# Exercise task:
Could you transcribe the material below exactly, without leaving out a single line?

(Stored data)
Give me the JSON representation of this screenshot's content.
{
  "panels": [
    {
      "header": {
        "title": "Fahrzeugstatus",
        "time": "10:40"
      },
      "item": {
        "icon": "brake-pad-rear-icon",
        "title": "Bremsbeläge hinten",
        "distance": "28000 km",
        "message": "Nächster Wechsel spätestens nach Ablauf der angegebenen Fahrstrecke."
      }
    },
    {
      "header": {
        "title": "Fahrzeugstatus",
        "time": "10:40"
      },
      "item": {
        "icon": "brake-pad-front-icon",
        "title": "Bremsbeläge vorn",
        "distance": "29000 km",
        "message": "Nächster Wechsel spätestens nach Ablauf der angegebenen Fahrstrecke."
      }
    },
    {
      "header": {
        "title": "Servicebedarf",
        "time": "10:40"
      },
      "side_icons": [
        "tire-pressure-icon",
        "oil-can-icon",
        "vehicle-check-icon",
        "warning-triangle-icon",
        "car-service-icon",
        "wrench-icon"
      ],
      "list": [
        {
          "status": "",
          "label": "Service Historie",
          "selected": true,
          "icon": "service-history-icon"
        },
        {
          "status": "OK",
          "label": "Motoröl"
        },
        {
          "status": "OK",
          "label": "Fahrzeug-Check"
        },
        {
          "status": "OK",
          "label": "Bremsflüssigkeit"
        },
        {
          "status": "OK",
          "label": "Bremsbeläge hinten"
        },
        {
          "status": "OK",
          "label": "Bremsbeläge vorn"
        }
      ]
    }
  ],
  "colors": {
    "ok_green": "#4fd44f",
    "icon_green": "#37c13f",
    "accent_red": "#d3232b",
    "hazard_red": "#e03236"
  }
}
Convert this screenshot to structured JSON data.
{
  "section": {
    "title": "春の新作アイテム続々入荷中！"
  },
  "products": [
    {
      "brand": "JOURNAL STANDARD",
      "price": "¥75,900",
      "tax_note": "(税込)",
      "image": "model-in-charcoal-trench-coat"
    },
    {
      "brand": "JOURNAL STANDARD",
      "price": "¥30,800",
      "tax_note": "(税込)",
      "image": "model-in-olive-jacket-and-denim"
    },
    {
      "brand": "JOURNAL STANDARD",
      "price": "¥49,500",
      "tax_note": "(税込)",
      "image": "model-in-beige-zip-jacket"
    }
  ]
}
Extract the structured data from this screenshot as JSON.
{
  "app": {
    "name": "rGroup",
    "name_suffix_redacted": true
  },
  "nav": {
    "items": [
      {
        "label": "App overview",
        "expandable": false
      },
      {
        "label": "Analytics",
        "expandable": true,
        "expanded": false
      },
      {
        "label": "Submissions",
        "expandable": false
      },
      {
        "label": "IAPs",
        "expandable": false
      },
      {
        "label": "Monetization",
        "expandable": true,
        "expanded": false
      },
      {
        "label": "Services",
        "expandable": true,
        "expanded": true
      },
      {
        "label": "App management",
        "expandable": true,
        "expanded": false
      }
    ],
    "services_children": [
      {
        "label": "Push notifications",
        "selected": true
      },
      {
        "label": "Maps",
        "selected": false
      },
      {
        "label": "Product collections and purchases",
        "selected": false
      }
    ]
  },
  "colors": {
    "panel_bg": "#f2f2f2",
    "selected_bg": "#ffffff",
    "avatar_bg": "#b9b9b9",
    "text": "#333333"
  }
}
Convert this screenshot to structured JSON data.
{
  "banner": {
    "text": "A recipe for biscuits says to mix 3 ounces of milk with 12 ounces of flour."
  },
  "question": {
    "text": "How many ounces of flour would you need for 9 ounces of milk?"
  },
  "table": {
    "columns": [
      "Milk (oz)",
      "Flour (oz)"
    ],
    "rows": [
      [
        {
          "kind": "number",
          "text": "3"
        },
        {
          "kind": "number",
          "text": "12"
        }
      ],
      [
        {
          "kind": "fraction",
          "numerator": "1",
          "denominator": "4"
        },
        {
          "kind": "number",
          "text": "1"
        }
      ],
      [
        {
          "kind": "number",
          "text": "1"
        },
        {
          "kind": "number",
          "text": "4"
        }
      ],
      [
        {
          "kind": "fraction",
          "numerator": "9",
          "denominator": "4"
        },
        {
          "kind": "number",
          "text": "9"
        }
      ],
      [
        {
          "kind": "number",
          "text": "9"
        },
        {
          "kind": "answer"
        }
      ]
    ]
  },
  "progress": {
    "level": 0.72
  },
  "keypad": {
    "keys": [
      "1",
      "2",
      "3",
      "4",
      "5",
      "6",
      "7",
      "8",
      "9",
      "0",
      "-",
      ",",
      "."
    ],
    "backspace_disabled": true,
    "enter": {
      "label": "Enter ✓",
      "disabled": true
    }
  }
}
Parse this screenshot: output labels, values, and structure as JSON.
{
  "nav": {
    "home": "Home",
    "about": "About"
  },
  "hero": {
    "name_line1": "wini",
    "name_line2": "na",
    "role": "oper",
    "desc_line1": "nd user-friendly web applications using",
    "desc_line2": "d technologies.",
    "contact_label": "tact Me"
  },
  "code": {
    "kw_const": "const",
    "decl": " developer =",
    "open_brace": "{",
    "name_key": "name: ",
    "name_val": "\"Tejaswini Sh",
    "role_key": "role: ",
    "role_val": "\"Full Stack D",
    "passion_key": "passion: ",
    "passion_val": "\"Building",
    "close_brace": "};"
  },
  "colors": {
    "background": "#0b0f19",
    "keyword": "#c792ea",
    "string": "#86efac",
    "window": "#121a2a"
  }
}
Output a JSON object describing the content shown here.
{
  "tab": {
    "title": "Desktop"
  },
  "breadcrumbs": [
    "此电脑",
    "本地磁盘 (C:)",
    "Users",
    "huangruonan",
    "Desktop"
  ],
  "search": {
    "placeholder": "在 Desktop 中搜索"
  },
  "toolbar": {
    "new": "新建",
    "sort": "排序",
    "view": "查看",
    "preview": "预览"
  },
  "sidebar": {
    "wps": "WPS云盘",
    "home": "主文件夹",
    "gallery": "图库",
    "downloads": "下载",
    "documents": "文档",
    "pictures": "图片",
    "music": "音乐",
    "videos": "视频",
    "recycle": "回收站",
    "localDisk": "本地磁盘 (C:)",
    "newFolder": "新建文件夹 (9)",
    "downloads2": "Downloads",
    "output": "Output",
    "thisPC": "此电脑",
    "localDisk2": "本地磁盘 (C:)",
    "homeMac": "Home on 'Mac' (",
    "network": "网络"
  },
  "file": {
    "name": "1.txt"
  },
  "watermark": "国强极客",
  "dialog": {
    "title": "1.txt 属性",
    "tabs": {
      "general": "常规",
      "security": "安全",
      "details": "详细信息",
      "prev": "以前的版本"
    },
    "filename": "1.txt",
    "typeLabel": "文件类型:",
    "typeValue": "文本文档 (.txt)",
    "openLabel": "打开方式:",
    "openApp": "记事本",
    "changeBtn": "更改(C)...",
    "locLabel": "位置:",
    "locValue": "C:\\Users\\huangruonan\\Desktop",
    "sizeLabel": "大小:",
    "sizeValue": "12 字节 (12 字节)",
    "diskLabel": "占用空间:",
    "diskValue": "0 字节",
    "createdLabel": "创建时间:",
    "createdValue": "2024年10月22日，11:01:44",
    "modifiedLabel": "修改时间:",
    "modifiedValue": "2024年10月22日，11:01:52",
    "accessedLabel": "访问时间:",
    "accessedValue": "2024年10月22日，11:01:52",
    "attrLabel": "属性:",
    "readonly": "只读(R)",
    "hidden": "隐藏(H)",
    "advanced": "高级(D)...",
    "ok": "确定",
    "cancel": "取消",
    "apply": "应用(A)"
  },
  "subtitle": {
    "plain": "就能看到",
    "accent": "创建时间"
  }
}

# Result below:
Give me the JSON representation of this screenshot's content.
{
  "panels": [
    {
      "header": {
        "title": "Fahrzeugstatus",
        "time": "10:40"
      },
      "item": {
        "icon": "brake-pad-rear-icon",
        "title": "Bremsbeläge hinten",
        "distance": "28000 km",
        "message": "Nächster Wechsel spätestens nach Ablauf der angegebenen Fahrstrecke."
      }
    },
    {
      "header": {
        "title": "Fahrzeugstatus",
        "time": "10:40"
      },
      "item": {
        "icon": "brake-pad-front-icon",
        "title": "Bremsbeläge vorn",
        "distance": "29000 km",
        "message": "Nächster Wechsel spätestens nach Ablauf der angegebenen Fahrstrecke."
      }
    },
    {
      "header": {
        "title": "Servicebedarf",
        "time": "10:40"
      },
      "side_icons": [
        "tire-pressure-icon",
        "oil-can-icon",
        "vehicle-check-icon",
        "warning-triangle-icon",
        "car-service-icon",
        "wrench-icon"
      ],
      "list": [
        {
          "status": "",
          "label": "Service Historie",
          "selected": true,
          "icon": "service-history-icon"
        },
        {
          "status": "OK",
          "label": "Motoröl"
        },
        {
          "status": "OK",
          "label": "Fahrzeug-Check"
        },
        {
          "status": "OK",
          "label": "Bremsflüssigkeit"
        },
        {
          "status": "OK",
          "label": "Bremsbeläge hinten"
        },
        {
          "status": "OK",
          "label": "Bremsbeläge vorn"
        }
      ]
    }
  ],
  "colors": {
    "ok_green": "#4fd44f",
    "icon_green": "#37c13f",
    "accent_red": "#d3232b",
    "hazard_red": "#e03236"
  }
}
Convert this screenshot to structured JSON data.
{
  "section": {
    "title": "春の新作アイテム続々入荷中！"
  },
  "products": [
    {
      "brand": "JOURNAL STANDARD",
      "price": "¥75,900",
      "tax_note": "(税込)",
      "image": "model-in-charcoal-trench-coat"
    },
    {
      "brand": "JOURNAL STANDARD",
      "price": "¥30,800",
      "tax_note": "(税込)",
      "image": "model-in-olive-jacket-and-denim"
    },
    {
      "brand": "JOURNAL STANDARD",
      "price": "¥49,500",
      "tax_note": "(税込)",
      "image": "model-in-beige-zip-jacket"
    }
  ]
}
Extract the structured data from this screenshot as JSON.
{
  "app": {
    "name": "rGroup",
    "name_suffix_redacted": true
  },
  "nav": {
    "items": [
      {
        "label": "App overview",
        "expandable": false
      },
      {
        "label": "Analytics",
        "expandable": true,
        "expanded": false
      },
      {
        "label": "Submissions",
        "expandable": false
      },
      {
        "label": "IAPs",
        "expandable": false
      },
      {
        "label": "Monetization",
        "expandable": true,
        "expanded": false
      },
      {
        "label": "Services",
        "expandable": true,
        "expanded": true
      },
      {
        "label": "App management",
        "expandable": true,
        "expanded": false
      }
    ],
    "services_children": [
      {
        "label": "Push notifications",
        "selected": true
      },
      {
        "label": "Maps",
        "selected": false
      },
      {
        "label": "Product collections and purchases",
        "selected": false
      }
    ]
  },
  "colors": {
    "panel_bg": "#f2f2f2",
    "selected_bg": "#ffffff",
    "avatar_bg": "#b9b9b9",
    "text": "#333333"
  }
}
Convert this screenshot to structured JSON data.
{
  "banner": {
    "text": "A recipe for biscuits says to mix 3 ounces of milk with 12 ounces of flour."
  },
  "question": {
    "text": "How many ounces of flour would you need for 9 ounces of milk?"
  },
  "table": {
    "columns": [
      "Milk (oz)",
      "Flour (oz)"
    ],
    "rows": [
      [
        {
          "kind": "number",
          "text": "3"
        },
        {
          "kind": "number",
          "text": "12"
        }
      ],
      [
        {
          "kind": "fraction",
          "numerator": "1",
          "denominator": "4"
        },
        {
          "kind": "number",
          "text": "1"
        }
      ],
      [
        {
          "kind": "number",
          "text": "1"
        },
        {
          "kind": "number",
          "text": "4"
        }
      ],
      [
        {
          "kind": "fraction",
          "numerator": "9",
          "denominator": "4"
        },
        {
          "kind": "number",
          "text": "9"
        }
      ],
      [
        {
          "kind": "number",
          "text": "9"
        },
        {
          "kind": "answer"
        }
      ]
    ]
  },
  "progress": {
    "level": 0.72
  },
  "keypad": {
    "keys": [
      "1",
      "2",
      "3",
      "4",
      "5",
      "6",
      "7",
      "8",
      "9",
      "0",
      "-",
      ",",
      "."
    ],
    "backspace_disabled": true,
    "enter": {
      "label": "Enter ✓",
      "disabled": true
    }
  }
}
Parse this screenshot: output labels, values, and structure as JSON.
{
  "nav": {
    "home": "Home",
    "about": "About"
  },
  "hero": {
    "name_line1": "wini",
    "name_line2": "na",
    "role": "oper",
    "desc_line1": "nd user-friendly web applications using",
    "desc_line2": "d technologies.",
    "contact_label": "tact Me"
  },
  "code": {
    "kw_const": "const",
    "decl": " developer =",
    "open_brace": "{",
    "name_key": "name: ",
    "name_val": "\"Tejaswini Sh",
    "role_key": "role: ",
    "role_val": "\"Full Stack D",
    "passion_key": "passion: ",
    "passion_val": "\"Building",
    "close_brace": "};"
  },
  "colors": {
    "background": "#0b0f19",
    "keyword": "#c792ea",
    "string": "#86efac",
    "window": "#121a2a"
  }
}
Output a JSON object describing the content shown here.
{
  "tab": {
    "title": "Desktop"
  },
  "breadcrumbs": [
    "此电脑",
    "本地磁盘 (C:)",
    "Users",
    "huangruonan",
    "Desktop"
  ],
  "search": {
    "placeholder": "在 Desktop 中搜索"
  },
  "toolbar": {
    "new": "新建",
    "sort": "排序",
    "view": "查看",
    "preview": "预览"
  },
  "sidebar": {
    "wps": "WPS云盘",
    "home": "主文件夹",
    "gallery": "图库",
    "downloads": "下载",
    "documents": "文档",
    "pictures": "图片",
    "music": "音乐",
    "videos": "视频",
    "recycle": "回收站",
    "localDisk": "本地磁盘 (C:)",
    "newFolder": "新建文件夹 (9)",
    "downloads2": "Downloads",
    "output": "Output",
    "thisPC": "此电脑",
    "localDisk2": "本地磁盘 (C:)",
    "homeMac": "Home on 'Mac' (",
    "network": "网络"
  },
  "file": {
    "name": "1.txt"
  },
  "watermark": "国强极客",
  "dialog": {
    "title": "1.txt 属性",
    "tabs": {
      "general": "常规",
      "security": "安全",
      "details": "详细信息",
      "prev": "以前的版本"
    },
    "filename": "1.txt",
    "typeLabel": "文件类型:",
    "typeValue": "文本文档 (.txt)",
    "openLabel": "打开方式:",
    "openApp": "记事本",
    "changeBtn": "更改(C)...",
    "locLabel": "位置:",
    "locValue": "C:\\Users\\huangruonan\\Desktop",
    "sizeLabel": "大小:",
    "sizeValue": "12 字节 (12 字节)",
    "diskLabel": "占用空间:",
    "diskValue": "0 字节",
    "createdLabel": "创建时间:",
    "createdValue": "2024年10月22日，11:01:44",
    "modifiedLabel": "修改时间:",
    "modifiedValue": "2024年10月22日，11:01:52",
    "accessedLabel": "访问时间:",
    "accessedValue": "2024年10月22日，11:01:52",
    "attrLabel": "属性:",
    "readonly": "只读(R)",
    "hidden": "隐藏(H)",
    "advanced": "高级(D)...",
    "ok": "确定",
    "cancel": "取消",
    "apply": "应用(A)"
  },
  "subtitle": {
    "plain": "就能看到",
    "accent": "创建时间"
  }
}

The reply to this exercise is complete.